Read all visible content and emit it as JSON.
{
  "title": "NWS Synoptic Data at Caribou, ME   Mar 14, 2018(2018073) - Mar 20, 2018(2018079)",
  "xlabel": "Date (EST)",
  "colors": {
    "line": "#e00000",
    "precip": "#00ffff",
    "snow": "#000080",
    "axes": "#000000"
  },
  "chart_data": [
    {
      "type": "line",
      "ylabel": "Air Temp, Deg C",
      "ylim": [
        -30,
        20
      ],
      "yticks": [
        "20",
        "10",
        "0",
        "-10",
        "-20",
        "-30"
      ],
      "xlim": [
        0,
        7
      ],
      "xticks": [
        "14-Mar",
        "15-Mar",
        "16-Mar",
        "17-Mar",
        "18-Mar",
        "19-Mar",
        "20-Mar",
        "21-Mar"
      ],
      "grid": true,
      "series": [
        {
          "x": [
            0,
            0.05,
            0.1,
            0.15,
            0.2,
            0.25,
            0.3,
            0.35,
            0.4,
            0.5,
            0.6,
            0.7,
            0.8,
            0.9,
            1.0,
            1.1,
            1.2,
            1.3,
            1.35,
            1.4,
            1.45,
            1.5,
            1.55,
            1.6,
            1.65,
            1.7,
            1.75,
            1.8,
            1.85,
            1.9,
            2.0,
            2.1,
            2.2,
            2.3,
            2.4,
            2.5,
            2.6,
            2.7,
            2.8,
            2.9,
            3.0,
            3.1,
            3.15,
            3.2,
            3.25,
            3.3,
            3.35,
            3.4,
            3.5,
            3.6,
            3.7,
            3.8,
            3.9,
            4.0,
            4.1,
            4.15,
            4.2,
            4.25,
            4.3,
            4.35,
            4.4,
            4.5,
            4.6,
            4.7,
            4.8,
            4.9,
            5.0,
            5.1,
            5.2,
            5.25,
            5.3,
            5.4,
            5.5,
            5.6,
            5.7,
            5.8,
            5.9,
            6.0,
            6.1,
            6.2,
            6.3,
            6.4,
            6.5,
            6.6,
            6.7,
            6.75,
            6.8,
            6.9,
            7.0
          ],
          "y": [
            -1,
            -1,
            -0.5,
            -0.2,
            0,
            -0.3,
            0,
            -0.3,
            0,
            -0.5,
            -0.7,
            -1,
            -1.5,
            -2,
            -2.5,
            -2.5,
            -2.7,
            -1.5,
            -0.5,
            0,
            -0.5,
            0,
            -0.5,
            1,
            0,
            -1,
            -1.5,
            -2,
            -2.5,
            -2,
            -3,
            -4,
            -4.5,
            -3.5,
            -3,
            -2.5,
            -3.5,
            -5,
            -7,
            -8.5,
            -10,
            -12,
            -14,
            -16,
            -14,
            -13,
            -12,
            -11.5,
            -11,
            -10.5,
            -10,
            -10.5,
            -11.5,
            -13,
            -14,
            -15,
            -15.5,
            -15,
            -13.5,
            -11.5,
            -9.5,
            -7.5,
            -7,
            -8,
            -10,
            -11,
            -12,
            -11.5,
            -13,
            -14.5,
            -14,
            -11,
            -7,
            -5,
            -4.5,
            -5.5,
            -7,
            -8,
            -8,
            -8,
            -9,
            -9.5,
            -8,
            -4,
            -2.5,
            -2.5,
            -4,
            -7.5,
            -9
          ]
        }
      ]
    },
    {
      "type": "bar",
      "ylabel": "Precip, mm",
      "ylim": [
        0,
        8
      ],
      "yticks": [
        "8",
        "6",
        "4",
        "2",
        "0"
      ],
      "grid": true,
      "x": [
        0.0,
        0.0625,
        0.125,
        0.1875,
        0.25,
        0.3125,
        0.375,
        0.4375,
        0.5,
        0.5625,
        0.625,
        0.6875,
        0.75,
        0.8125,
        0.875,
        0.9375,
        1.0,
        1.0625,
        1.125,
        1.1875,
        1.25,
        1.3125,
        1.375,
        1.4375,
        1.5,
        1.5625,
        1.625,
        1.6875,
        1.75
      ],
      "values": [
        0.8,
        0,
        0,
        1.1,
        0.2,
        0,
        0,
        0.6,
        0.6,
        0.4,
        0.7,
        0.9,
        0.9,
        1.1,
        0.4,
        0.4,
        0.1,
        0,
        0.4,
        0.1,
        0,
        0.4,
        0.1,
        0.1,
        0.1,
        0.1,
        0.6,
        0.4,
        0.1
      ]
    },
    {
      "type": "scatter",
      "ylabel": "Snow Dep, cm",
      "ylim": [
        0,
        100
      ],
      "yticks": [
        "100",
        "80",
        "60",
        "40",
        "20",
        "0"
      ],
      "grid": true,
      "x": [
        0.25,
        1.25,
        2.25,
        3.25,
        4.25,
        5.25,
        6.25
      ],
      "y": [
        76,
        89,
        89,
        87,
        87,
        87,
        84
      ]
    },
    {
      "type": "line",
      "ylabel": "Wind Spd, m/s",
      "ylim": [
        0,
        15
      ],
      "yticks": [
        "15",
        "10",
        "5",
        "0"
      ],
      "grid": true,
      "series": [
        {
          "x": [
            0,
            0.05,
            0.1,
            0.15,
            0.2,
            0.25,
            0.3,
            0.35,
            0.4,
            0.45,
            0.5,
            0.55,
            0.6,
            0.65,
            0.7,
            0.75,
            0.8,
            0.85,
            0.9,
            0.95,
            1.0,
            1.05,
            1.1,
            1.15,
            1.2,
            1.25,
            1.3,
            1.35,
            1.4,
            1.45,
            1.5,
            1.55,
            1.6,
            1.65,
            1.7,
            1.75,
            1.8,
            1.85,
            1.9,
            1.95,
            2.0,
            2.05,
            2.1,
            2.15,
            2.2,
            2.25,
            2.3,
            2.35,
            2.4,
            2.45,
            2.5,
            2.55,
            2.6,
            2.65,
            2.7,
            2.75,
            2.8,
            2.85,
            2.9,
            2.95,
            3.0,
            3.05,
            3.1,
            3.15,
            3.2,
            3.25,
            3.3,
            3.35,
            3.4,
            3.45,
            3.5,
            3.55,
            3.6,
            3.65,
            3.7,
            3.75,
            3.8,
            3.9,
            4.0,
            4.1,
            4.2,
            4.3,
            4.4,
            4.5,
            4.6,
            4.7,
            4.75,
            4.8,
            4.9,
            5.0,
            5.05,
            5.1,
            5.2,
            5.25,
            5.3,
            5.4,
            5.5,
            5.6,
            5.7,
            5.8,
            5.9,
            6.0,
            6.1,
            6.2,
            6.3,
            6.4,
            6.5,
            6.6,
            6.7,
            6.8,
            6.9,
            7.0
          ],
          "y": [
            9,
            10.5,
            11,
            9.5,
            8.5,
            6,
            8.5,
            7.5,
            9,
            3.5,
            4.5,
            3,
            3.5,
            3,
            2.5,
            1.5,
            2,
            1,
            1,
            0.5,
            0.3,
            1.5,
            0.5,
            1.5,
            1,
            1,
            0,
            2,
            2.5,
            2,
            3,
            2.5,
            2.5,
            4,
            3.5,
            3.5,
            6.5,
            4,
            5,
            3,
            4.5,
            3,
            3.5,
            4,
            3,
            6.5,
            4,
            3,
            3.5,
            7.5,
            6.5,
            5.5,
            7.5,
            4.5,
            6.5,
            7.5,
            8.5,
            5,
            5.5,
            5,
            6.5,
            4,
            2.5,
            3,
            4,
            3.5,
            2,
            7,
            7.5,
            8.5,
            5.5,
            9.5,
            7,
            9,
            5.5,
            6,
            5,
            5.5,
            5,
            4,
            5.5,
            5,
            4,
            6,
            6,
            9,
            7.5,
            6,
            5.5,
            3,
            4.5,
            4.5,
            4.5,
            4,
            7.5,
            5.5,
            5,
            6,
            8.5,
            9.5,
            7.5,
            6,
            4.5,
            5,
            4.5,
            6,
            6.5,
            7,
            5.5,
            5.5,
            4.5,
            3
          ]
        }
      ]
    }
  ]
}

• YOUR OBJECTIVE:
Extract all lines from the material above that include the word "ylabel".

• EXERCISE RESULT:
      "ylabel": "Air Temp, Deg C",
      "ylabel": "Precip, mm",
      "ylabel": "Snow Dep, cm",
      "ylabel": "Wind Spd, m/s",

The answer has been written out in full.